The records underneath are to be repeated exactly, with the pictures left out.

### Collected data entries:

+ + + + + + +

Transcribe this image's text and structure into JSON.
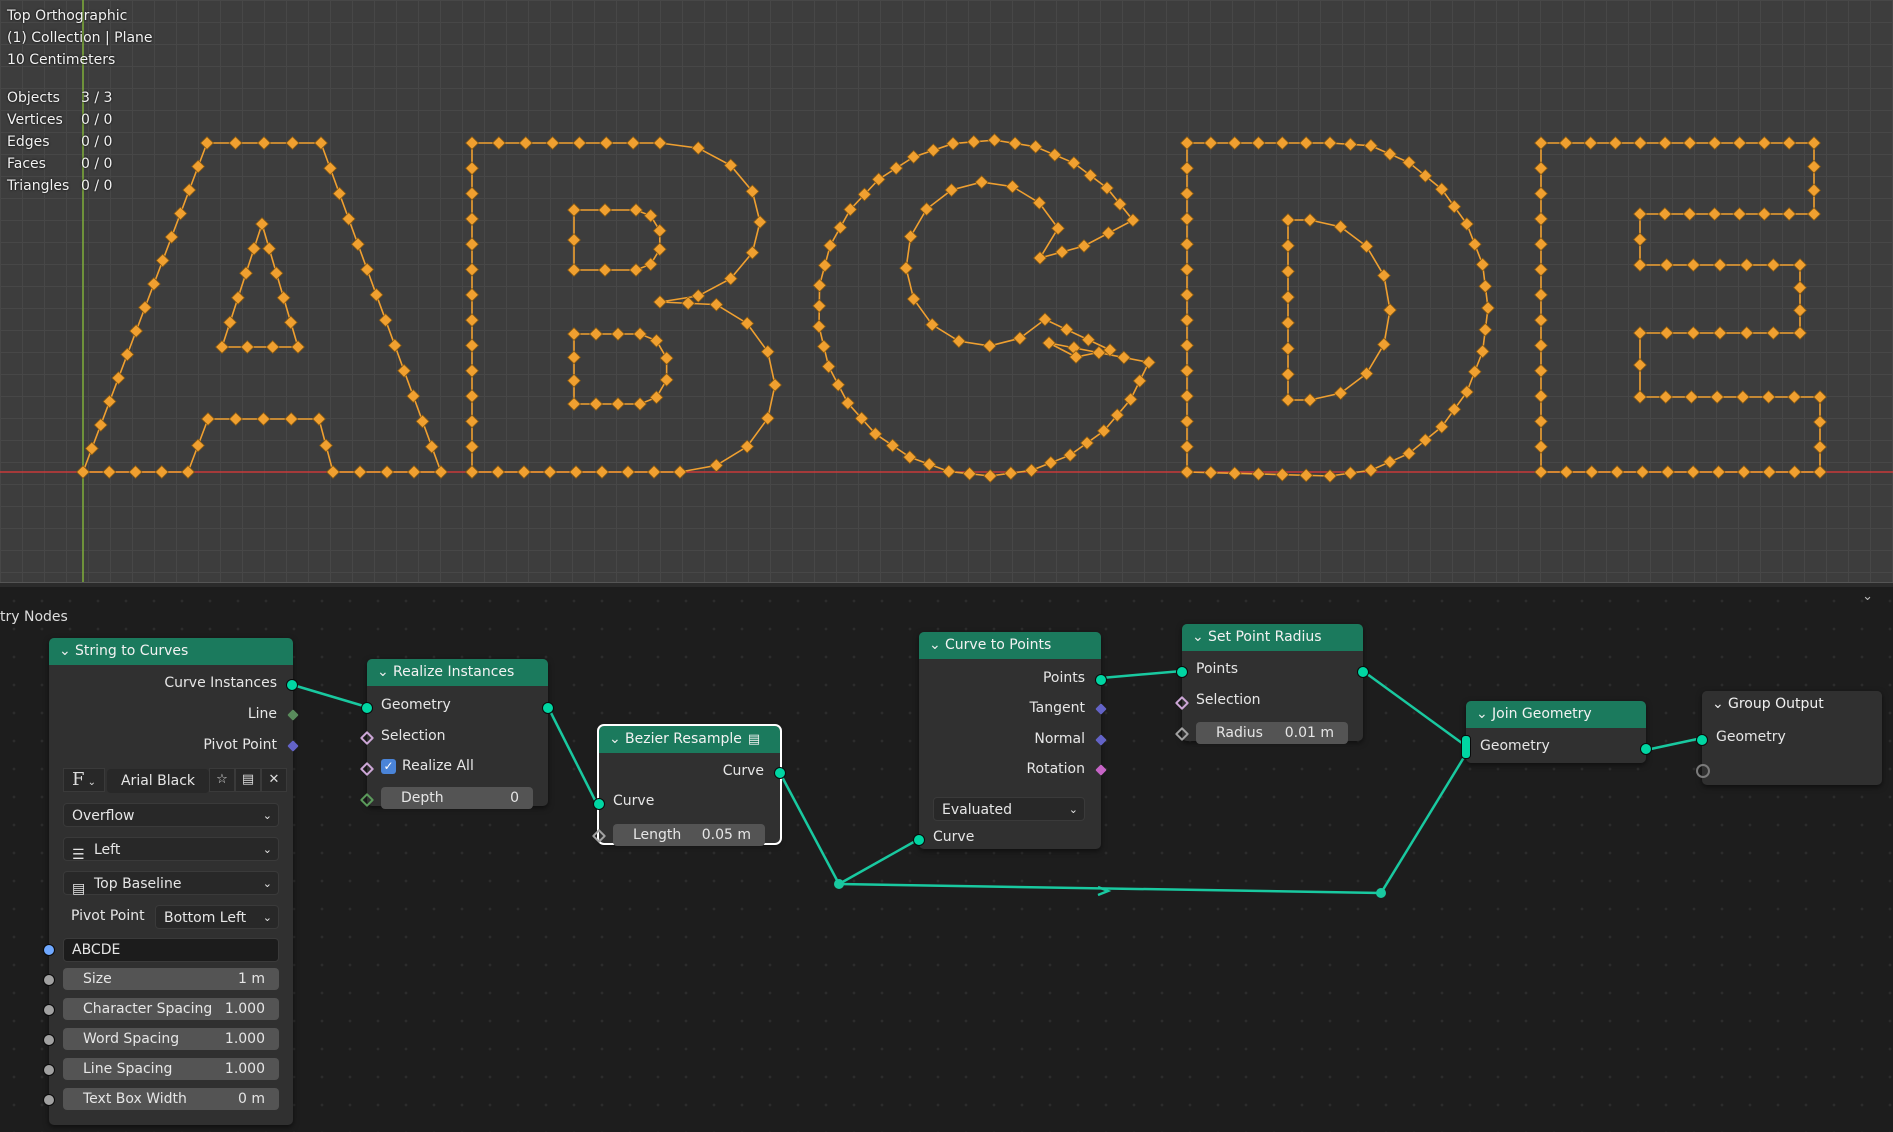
{
  "viewport": {
    "view_name": "Top Orthographic",
    "collection": "(1) Collection | Plane",
    "scale": "10 Centimeters",
    "stats": [
      {
        "label": "Objects",
        "value": "3 / 3"
      },
      {
        "label": "Vertices",
        "value": "0 / 0"
      },
      {
        "label": "Edges",
        "value": "0 / 0"
      },
      {
        "label": "Faces",
        "value": "0 / 0"
      },
      {
        "label": "Triangles",
        "value": "0 / 0"
      }
    ],
    "point_color": "#f0a030"
  },
  "editor": {
    "title": "try Nodes",
    "wire_color": "#19c9a0",
    "header_color": "#1b7a5d"
  },
  "nodes": {
    "string_to_curves": {
      "title": "String to Curves",
      "out_curve_instances": "Curve Instances",
      "out_line": "Line",
      "out_pivot_point": "Pivot Point",
      "font_icon": "F",
      "font_name": "Arial Black",
      "overflow": "Overflow",
      "align_x": "Left",
      "align_y": "Top Baseline",
      "pivot_label": "Pivot Point",
      "pivot_value": "Bottom Left",
      "string": "ABCDE",
      "size_label": "Size",
      "size_value": "1 m",
      "char_spacing_label": "Character Spacing",
      "char_spacing_value": "1.000",
      "word_spacing_label": "Word Spacing",
      "word_spacing_value": "1.000",
      "line_spacing_label": "Line Spacing",
      "line_spacing_value": "1.000",
      "text_box_label": "Text Box Width",
      "text_box_value": "0 m"
    },
    "realize_instances": {
      "title": "Realize Instances",
      "in_geometry": "Geometry",
      "in_selection": "Selection",
      "realize_all": "Realize All",
      "depth_label": "Depth",
      "depth_value": "0"
    },
    "bezier_resample": {
      "title": "Bezier Resample",
      "out_curve": "Curve",
      "in_curve": "Curve",
      "length_label": "Length",
      "length_value": "0.05 m"
    },
    "curve_to_points": {
      "title": "Curve to Points",
      "out_points": "Points",
      "out_tangent": "Tangent",
      "out_normal": "Normal",
      "out_rotation": "Rotation",
      "mode": "Evaluated",
      "in_curve": "Curve"
    },
    "set_point_radius": {
      "title": "Set Point Radius",
      "in_points": "Points",
      "in_selection": "Selection",
      "radius_label": "Radius",
      "radius_value": "0.01 m"
    },
    "join_geometry": {
      "title": "Join Geometry",
      "in_geometry": "Geometry"
    },
    "group_output": {
      "title": "Group Output",
      "in_geometry": "Geometry"
    }
  }
}
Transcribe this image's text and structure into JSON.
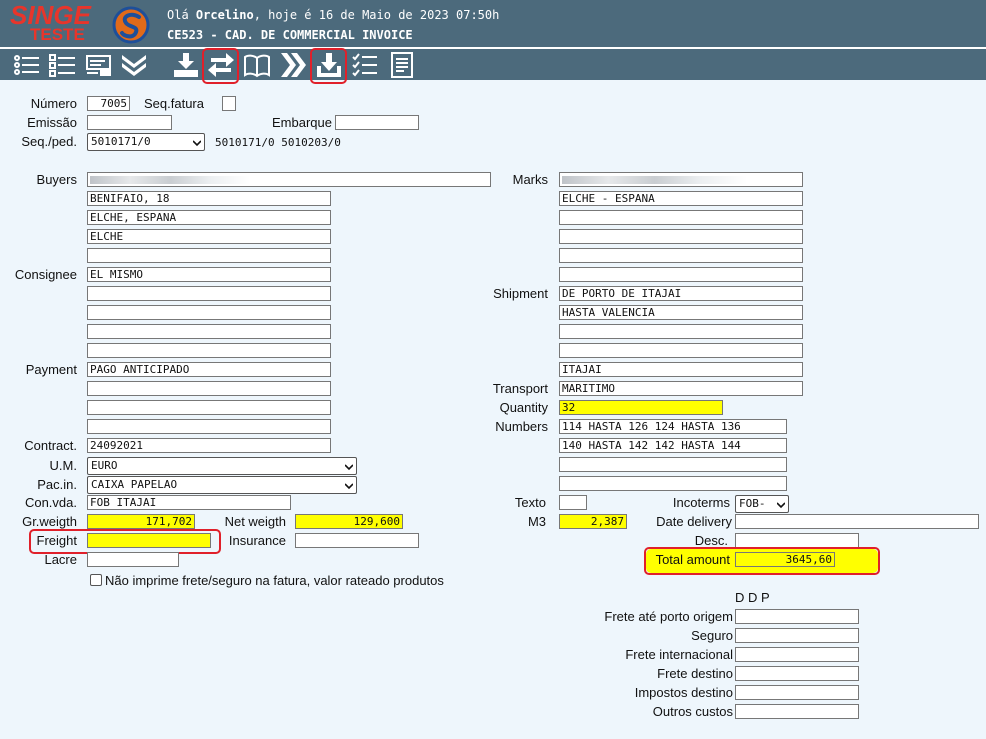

+ + + + + + +

### ANSWER TO THE TASK:
Transcribe this image's text and structure into JSON.
{
  "viewport": {
    "view_name": "Top Orthographic",
    "collection": "(1) Collection | Plane",
    "scale": "10 Centimeters",
    "stats": [
      {
        "label": "Objects",
        "value": "3 / 3"
      },
      {
        "label": "Vertices",
        "value": "0 / 0"
      },
      {
        "label": "Edges",
        "value": "0 / 0"
      },
      {
        "label": "Faces",
        "value": "0 / 0"
      },
      {
        "label": "Triangles",
        "value": "0 / 0"
      }
    ],
    "point_color": "#f0a030"
  },
  "editor": {
    "title": "try Nodes",
    "wire_color": "#19c9a0",
    "header_color": "#1b7a5d"
  },
  "nodes": {
    "string_to_curves": {
      "title": "String to Curves",
      "out_curve_instances": "Curve Instances",
      "out_line": "Line",
      "out_pivot_point": "Pivot Point",
      "font_icon": "F",
      "font_name": "Arial Black",
      "overflow": "Overflow",
      "align_x": "Left",
      "align_y": "Top Baseline",
      "pivot_label": "Pivot Point",
      "pivot_value": "Bottom Left",
      "string": "ABCDE",
      "size_label": "Size",
      "size_value": "1 m",
      "char_spacing_label": "Character Spacing",
      "char_spacing_value": "1.000",
      "word_spacing_label": "Word Spacing",
      "word_spacing_value": "1.000",
      "line_spacing_label": "Line Spacing",
      "line_spacing_value": "1.000",
      "text_box_label": "Text Box Width",
      "text_box_value": "0 m"
    },
    "realize_instances": {
      "title": "Realize Instances",
      "in_geometry": "Geometry",
      "in_selection": "Selection",
      "realize_all": "Realize All",
      "depth_label": "Depth",
      "depth_value": "0"
    },
    "bezier_resample": {
      "title": "Bezier Resample",
      "out_curve": "Curve",
      "in_curve": "Curve",
      "length_label": "Length",
      "length_value": "0.05 m"
    },
    "curve_to_points": {
      "title": "Curve to Points",
      "out_points": "Points",
      "out_tangent": "Tangent",
      "out_normal": "Normal",
      "out_rotation": "Rotation",
      "mode": "Evaluated",
      "in_curve": "Curve"
    },
    "set_point_radius": {
      "title": "Set Point Radius",
      "in_points": "Points",
      "in_selection": "Selection",
      "radius_label": "Radius",
      "radius_value": "0.01 m"
    },
    "join_geometry": {
      "title": "Join Geometry",
      "in_geometry": "Geometry"
    },
    "group_output": {
      "title": "Group Output",
      "in_geometry": "Geometry"
    }
  }
}
Transcribe this image's text and structure into JSON.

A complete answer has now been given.